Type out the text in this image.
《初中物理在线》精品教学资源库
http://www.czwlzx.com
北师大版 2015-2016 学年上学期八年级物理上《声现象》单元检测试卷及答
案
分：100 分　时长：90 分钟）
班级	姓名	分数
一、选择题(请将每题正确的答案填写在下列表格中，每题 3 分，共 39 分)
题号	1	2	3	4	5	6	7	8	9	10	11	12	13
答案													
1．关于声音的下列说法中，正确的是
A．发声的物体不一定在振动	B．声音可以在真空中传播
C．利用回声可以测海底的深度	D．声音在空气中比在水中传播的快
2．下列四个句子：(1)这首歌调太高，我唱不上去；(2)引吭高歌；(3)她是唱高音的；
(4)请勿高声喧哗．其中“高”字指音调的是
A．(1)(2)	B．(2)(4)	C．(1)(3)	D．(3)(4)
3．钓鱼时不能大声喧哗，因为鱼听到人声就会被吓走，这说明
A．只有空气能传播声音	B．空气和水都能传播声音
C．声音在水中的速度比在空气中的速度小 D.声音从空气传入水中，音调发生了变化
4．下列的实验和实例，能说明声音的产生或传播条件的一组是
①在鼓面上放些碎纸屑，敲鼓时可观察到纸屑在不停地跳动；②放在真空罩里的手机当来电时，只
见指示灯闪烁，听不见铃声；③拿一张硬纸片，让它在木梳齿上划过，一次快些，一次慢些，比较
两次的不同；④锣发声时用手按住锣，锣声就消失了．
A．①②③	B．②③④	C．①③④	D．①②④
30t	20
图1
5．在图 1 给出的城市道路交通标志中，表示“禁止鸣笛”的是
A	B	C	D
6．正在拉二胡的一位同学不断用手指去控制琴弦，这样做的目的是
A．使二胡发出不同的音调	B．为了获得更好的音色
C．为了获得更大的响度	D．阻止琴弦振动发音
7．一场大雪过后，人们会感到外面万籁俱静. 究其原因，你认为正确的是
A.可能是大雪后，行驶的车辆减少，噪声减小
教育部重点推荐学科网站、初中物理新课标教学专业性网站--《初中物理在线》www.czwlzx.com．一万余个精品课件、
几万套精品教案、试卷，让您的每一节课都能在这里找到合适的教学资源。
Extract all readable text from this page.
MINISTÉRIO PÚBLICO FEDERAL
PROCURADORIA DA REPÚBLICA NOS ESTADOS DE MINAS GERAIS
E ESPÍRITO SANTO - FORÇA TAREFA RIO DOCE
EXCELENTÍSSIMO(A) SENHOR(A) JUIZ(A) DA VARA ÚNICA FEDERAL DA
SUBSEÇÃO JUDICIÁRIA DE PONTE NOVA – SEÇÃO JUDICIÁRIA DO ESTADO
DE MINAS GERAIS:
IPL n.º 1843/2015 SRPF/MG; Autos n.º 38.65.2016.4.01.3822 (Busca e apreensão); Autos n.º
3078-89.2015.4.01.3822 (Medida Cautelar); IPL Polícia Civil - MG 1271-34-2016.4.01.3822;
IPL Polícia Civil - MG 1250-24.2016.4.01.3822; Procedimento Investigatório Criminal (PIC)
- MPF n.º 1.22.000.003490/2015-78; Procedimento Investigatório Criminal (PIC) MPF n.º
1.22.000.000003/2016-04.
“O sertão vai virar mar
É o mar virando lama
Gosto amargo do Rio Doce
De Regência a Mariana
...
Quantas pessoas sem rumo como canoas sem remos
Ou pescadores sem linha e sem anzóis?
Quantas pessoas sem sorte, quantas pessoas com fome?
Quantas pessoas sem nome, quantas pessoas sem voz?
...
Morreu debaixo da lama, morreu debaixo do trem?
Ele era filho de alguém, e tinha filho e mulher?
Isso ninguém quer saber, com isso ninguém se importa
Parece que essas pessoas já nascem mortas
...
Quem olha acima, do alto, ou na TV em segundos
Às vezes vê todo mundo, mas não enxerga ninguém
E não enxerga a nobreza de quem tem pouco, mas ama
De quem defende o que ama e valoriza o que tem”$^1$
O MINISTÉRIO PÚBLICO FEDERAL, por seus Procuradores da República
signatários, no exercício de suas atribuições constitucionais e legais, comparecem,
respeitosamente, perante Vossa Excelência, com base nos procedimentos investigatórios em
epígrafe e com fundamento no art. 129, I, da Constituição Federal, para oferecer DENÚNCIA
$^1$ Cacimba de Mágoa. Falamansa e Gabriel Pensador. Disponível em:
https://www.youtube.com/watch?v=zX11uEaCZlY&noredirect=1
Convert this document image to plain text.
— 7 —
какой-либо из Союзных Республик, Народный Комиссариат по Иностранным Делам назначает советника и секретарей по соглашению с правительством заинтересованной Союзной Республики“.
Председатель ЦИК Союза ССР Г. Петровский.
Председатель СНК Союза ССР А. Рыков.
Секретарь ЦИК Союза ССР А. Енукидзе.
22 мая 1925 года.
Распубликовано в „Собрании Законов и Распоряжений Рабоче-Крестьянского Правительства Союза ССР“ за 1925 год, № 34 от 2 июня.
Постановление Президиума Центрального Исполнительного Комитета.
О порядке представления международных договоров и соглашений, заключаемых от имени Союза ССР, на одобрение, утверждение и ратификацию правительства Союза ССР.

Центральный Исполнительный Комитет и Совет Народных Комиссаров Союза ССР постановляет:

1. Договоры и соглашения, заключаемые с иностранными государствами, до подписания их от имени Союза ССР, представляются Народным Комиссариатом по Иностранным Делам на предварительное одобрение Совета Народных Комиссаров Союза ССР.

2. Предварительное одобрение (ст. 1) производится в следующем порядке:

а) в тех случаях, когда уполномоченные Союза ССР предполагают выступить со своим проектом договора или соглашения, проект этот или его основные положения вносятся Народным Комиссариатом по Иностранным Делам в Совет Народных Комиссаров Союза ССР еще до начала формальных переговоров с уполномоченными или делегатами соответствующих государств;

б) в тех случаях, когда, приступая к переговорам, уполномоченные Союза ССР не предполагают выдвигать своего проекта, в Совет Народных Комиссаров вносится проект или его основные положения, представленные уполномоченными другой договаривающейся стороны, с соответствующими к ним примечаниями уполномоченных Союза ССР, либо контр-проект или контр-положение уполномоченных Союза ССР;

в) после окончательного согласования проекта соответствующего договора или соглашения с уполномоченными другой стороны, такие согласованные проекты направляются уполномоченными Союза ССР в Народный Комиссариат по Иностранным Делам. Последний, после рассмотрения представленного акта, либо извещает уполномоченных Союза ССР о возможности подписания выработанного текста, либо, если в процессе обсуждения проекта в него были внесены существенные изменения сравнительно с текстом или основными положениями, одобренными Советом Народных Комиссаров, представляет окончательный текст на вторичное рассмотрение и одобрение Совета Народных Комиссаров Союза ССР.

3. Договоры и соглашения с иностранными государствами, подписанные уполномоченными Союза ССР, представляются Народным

**Task directions:**
Set down every line of the listing above again, exactly as given.

**Exercise answer:**
Type out the text in this image.
《初中物理在线》精品教学资源库
http://www.czwlzx.com
北师大版 2015-2016 学年上学期八年级物理上《声现象》单元检测试卷及答
案
分：100 分　时长：90 分钟）
班级	姓名	分数
一、选择题(请将每题正确的答案填写在下列表格中，每题 3 分，共 39 分)
题号	1	2	3	4	5	6	7	8	9	10	11	12	13
答案													
1．关于声音的下列说法中，正确的是
A．发声的物体不一定在振动	B．声音可以在真空中传播
C．利用回声可以测海底的深度	D．声音在空气中比在水中传播的快
2．下列四个句子：(1)这首歌调太高，我唱不上去；(2)引吭高歌；(3)她是唱高音的；
(4)请勿高声喧哗．其中“高”字指音调的是
A．(1)(2)	B．(2)(4)	C．(1)(3)	D．(3)(4)
3．钓鱼时不能大声喧哗，因为鱼听到人声就会被吓走，这说明
A．只有空气能传播声音	B．空气和水都能传播声音
C．声音在水中的速度比在空气中的速度小 D.声音从空气传入水中，音调发生了变化
4．下列的实验和实例，能说明声音的产生或传播条件的一组是
①在鼓面上放些碎纸屑，敲鼓时可观察到纸屑在不停地跳动；②放在真空罩里的手机当来电时，只
见指示灯闪烁，听不见铃声；③拿一张硬纸片，让它在木梳齿上划过，一次快些，一次慢些，比较
两次的不同；④锣发声时用手按住锣，锣声就消失了．
A．①②③	B．②③④	C．①③④	D．①②④
30t	20
图1
5．在图 1 给出的城市道路交通标志中，表示“禁止鸣笛”的是
A	B	C	D
6．正在拉二胡的一位同学不断用手指去控制琴弦，这样做的目的是
A．使二胡发出不同的音调	B．为了获得更好的音色
C．为了获得更大的响度	D．阻止琴弦振动发音
7．一场大雪过后，人们会感到外面万籁俱静. 究其原因，你认为正确的是
A.可能是大雪后，行驶的车辆减少，噪声减小
教育部重点推荐学科网站、初中物理新课标教学专业性网站--《初中物理在线》www.czwlzx.com．一万余个精品课件、
几万套精品教案、试卷，让您的每一节课都能在这里找到合适的教学资源。
Extract all readable text from this page.
MINISTÉRIO PÚBLICO FEDERAL
PROCURADORIA DA REPÚBLICA NOS ESTADOS DE MINAS GERAIS
E ESPÍRITO SANTO - FORÇA TAREFA RIO DOCE
EXCELENTÍSSIMO(A) SENHOR(A) JUIZ(A) DA VARA ÚNICA FEDERAL DA
SUBSEÇÃO JUDICIÁRIA DE PONTE NOVA – SEÇÃO JUDICIÁRIA DO ESTADO
DE MINAS GERAIS:
IPL n.º 1843/2015 SRPF/MG; Autos n.º 38.65.2016.4.01.3822 (Busca e apreensão); Autos n.º
3078-89.2015.4.01.3822 (Medida Cautelar); IPL Polícia Civil - MG 1271-34-2016.4.01.3822;
IPL Polícia Civil - MG 1250-24.2016.4.01.3822; Procedimento Investigatório Criminal (PIC)
- MPF n.º 1.22.000.003490/2015-78; Procedimento Investigatório Criminal (PIC) MPF n.º
1.22.000.000003/2016-04.
“O sertão vai virar mar
É o mar virando lama
Gosto amargo do Rio Doce
De Regência a Mariana
...
Quantas pessoas sem rumo como canoas sem remos
Ou pescadores sem linha e sem anzóis?
Quantas pessoas sem sorte, quantas pessoas com fome?
Quantas pessoas sem nome, quantas pessoas sem voz?
...
Morreu debaixo da lama, morreu debaixo do trem?
Ele era filho de alguém, e tinha filho e mulher?
Isso ninguém quer saber, com isso ninguém se importa
Parece que essas pessoas já nascem mortas
...
Quem olha acima, do alto, ou na TV em segundos
Às vezes vê todo mundo, mas não enxerga ninguém
E não enxerga a nobreza de quem tem pouco, mas ama
De quem defende o que ama e valoriza o que tem”$^1$
O MINISTÉRIO PÚBLICO FEDERAL, por seus Procuradores da República
signatários, no exercício de suas atribuições constitucionais e legais, comparecem,
respeitosamente, perante Vossa Excelência, com base nos procedimentos investigatórios em
epígrafe e com fundamento no art. 129, I, da Constituição Federal, para oferecer DENÚNCIA
$^1$ Cacimba de Mágoa. Falamansa e Gabriel Pensador. Disponível em:
https://www.youtube.com/watch?v=zX11uEaCZlY&noredirect=1
Convert this document image to plain text.
— 7 —
какой-либо из Союзных Республик, Народный Комиссариат по Иностранным Делам назначает советника и секретарей по соглашению с правительством заинтересованной Союзной Республики“.
Председатель ЦИК Союза ССР Г. Петровский.
Председатель СНК Союза ССР А. Рыков.
Секретарь ЦИК Союза ССР А. Енукидзе.
22 мая 1925 года.
Распубликовано в „Собрании Законов и Распоряжений Рабоче-Крестьянского Правительства Союза ССР“ за 1925 год, № 34 от 2 июня.
Постановление Президиума Центрального Исполнительного Комитета.
О порядке представления международных договоров и соглашений, заключаемых от имени Союза ССР, на одобрение, утверждение и ратификацию правительства Союза ССР.

Центральный Исполнительный Комитет и Совет Народных Комиссаров Союза ССР постановляет:

1. Договоры и соглашения, заключаемые с иностранными государствами, до подписания их от имени Союза ССР, представляются Народным Комиссариатом по Иностранным Делам на предварительное одобрение Совета Народных Комиссаров Союза ССР.

2. Предварительное одобрение (ст. 1) производится в следующем порядке:

а) в тех случаях, когда уполномоченные Союза ССР предполагают выступить со своим проектом договора или соглашения, проект этот или его основные положения вносятся Народным Комиссариатом по Иностранным Делам в Совет Народных Комиссаров Союза ССР еще до начала формальных переговоров с уполномоченными или делегатами соответствующих государств;

б) в тех случаях, когда, приступая к переговорам, уполномоченные Союза ССР не предполагают выдвигать своего проекта, в Совет Народных Комиссаров вносится проект или его основные положения, представленные уполномоченными другой договаривающейся стороны, с соответствующими к ним примечаниями уполномоченных Союза ССР, либо контр-проект или контр-положение уполномоченных Союза ССР;

в) после окончательного согласования проекта соответствующего договора или соглашения с уполномоченными другой стороны, такие согласованные проекты направляются уполномоченными Союза ССР в Народный Комиссариат по Иностранным Делам. Последний, после рассмотрения представленного акта, либо извещает уполномоченных Союза ССР о возможности подписания выработанного текста, либо, если в процессе обсуждения проекта в него были внесены существенные изменения сравнительно с текстом или основными положениями, одобренными Советом Народных Комиссаров, представляет окончательный текст на вторичное рассмотрение и одобрение Совета Народных Комиссаров Союза ССР.

3. Договоры и соглашения с иностранными государствами, подписанные уполномоченными Союза ССР, представляются Народным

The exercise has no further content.